• _Exercise directions_:
Output the material below in full, exactly as it is.

• _Material provided_:
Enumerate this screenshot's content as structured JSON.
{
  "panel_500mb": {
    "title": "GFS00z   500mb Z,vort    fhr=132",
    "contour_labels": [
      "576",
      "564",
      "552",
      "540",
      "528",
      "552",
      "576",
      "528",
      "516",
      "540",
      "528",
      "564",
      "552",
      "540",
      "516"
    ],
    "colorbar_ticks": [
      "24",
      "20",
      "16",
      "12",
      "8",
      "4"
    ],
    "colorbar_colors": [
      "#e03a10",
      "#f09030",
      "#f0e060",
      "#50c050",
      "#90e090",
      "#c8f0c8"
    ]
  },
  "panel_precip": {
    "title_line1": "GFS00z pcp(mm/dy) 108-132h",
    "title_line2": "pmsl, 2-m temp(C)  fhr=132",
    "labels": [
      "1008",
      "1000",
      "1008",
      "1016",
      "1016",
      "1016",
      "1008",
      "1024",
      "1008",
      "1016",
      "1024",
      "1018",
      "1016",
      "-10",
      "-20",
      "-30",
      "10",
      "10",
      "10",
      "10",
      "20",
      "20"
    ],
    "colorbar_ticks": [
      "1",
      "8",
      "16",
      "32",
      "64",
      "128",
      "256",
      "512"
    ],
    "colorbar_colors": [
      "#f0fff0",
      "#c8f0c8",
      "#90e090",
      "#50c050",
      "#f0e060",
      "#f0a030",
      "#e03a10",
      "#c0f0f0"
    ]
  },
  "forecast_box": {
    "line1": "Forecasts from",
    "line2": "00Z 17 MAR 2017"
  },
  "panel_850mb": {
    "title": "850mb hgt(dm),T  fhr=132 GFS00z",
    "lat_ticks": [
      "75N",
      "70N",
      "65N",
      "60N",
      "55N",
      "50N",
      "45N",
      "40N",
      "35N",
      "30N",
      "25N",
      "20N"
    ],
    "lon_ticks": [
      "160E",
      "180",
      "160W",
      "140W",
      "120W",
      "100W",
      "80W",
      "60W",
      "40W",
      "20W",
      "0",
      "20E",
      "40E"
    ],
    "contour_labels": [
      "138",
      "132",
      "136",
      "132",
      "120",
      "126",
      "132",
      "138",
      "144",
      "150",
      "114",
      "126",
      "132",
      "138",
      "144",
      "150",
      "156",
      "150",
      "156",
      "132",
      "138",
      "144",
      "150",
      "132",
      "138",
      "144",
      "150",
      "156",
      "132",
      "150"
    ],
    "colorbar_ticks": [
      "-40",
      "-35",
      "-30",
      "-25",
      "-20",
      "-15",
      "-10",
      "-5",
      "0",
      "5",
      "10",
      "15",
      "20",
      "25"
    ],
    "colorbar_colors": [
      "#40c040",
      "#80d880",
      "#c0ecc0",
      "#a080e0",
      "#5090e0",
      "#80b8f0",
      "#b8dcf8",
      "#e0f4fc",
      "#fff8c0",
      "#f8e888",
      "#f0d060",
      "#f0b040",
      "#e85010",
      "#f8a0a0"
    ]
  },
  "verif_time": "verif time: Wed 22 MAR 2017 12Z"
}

• _Answer to the task_:
Enumerate this screenshot's content as structured JSON.
{
  "panel_500mb": {
    "title": "GFS00z   500mb Z,vort    fhr=132",
    "contour_labels": [
      "576",
      "564",
      "552",
      "540",
      "528",
      "552",
      "576",
      "528",
      "516",
      "540",
      "528",
      "564",
      "552",
      "540",
      "516"
    ],
    "colorbar_ticks": [
      "24",
      "20",
      "16",
      "12",
      "8",
      "4"
    ],
    "colorbar_colors": [
      "#e03a10",
      "#f09030",
      "#f0e060",
      "#50c050",
      "#90e090",
      "#c8f0c8"
    ]
  },
  "panel_precip": {
    "title_line1": "GFS00z pcp(mm/dy) 108-132h",
    "title_line2": "pmsl, 2-m temp(C)  fhr=132",
    "labels": [
      "1008",
      "1000",
      "1008",
      "1016",
      "1016",
      "1016",
      "1008",
      "1024",
      "1008",
      "1016",
      "1024",
      "1018",
      "1016",
      "-10",
      "-20",
      "-30",
      "10",
      "10",
      "10",
      "10",
      "20",
      "20"
    ],
    "colorbar_ticks": [
      "1",
      "8",
      "16",
      "32",
      "64",
      "128",
      "256",
      "512"
    ],
    "colorbar_colors": [
      "#f0fff0",
      "#c8f0c8",
      "#90e090",
      "#50c050",
      "#f0e060",
      "#f0a030",
      "#e03a10",
      "#c0f0f0"
    ]
  },
  "forecast_box": {
    "line1": "Forecasts from",
    "line2": "00Z 17 MAR 2017"
  },
  "panel_850mb": {
    "title": "850mb hgt(dm),T  fhr=132 GFS00z",
    "lat_ticks": [
      "75N",
      "70N",
      "65N",
      "60N",
      "55N",
      "50N",
      "45N",
      "40N",
      "35N",
      "30N",
      "25N",
      "20N"
    ],
    "lon_ticks": [
      "160E",
      "180",
      "160W",
      "140W",
      "120W",
      "100W",
      "80W",
      "60W",
      "40W",
      "20W",
      "0",
      "20E",
      "40E"
    ],
    "contour_labels": [
      "138",
      "132",
      "136",
      "132",
      "120",
      "126",
      "132",
      "138",
      "144",
      "150",
      "114",
      "126",
      "132",
      "138",
      "144",
      "150",
      "156",
      "150",
      "156",
      "132",
      "138",
      "144",
      "150",
      "132",
      "138",
      "144",
      "150",
      "156",
      "132",
      "150"
    ],
    "colorbar_ticks": [
      "-40",
      "-35",
      "-30",
      "-25",
      "-20",
      "-15",
      "-10",
      "-5",
      "0",
      "5",
      "10",
      "15",
      "20",
      "25"
    ],
    "colorbar_colors": [
      "#40c040",
      "#80d880",
      "#c0ecc0",
      "#a080e0",
      "#5090e0",
      "#80b8f0",
      "#b8dcf8",
      "#e0f4fc",
      "#fff8c0",
      "#f8e888",
      "#f0d060",
      "#f0b040",
      "#e85010",
      "#f8a0a0"
    ]
  },
  "verif_time": "verif time: Wed 22 MAR 2017 12Z"
}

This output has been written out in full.